Problem requirements ▸
Present each line of the entries below that holds the word "ishlab".

(Records from a collection)
■ ■ ■ ■ ■ ■ ■

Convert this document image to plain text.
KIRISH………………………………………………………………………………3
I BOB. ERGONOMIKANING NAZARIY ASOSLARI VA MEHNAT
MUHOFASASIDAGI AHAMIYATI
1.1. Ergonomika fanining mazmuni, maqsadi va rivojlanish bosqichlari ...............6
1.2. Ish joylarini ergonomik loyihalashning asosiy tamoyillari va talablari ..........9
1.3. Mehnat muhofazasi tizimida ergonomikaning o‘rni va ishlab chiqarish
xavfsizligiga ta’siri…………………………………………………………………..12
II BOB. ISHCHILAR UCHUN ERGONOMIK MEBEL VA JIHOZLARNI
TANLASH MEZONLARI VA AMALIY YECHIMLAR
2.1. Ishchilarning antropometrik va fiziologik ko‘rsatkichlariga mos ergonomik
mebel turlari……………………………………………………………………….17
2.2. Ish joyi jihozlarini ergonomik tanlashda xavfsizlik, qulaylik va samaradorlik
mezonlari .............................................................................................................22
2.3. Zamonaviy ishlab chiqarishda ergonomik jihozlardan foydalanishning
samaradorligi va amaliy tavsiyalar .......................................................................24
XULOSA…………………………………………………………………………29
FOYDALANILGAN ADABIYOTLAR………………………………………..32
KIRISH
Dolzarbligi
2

■ ■ ■ ■ ■ ■ ■

In response ▸
1.3. Mehnat muhofazasi tizimida ergonomikaning o‘rni va ishlab chiqarish
2.3. Zamonaviy ishlab chiqarishda ergonomik jihozlardan foydalanishning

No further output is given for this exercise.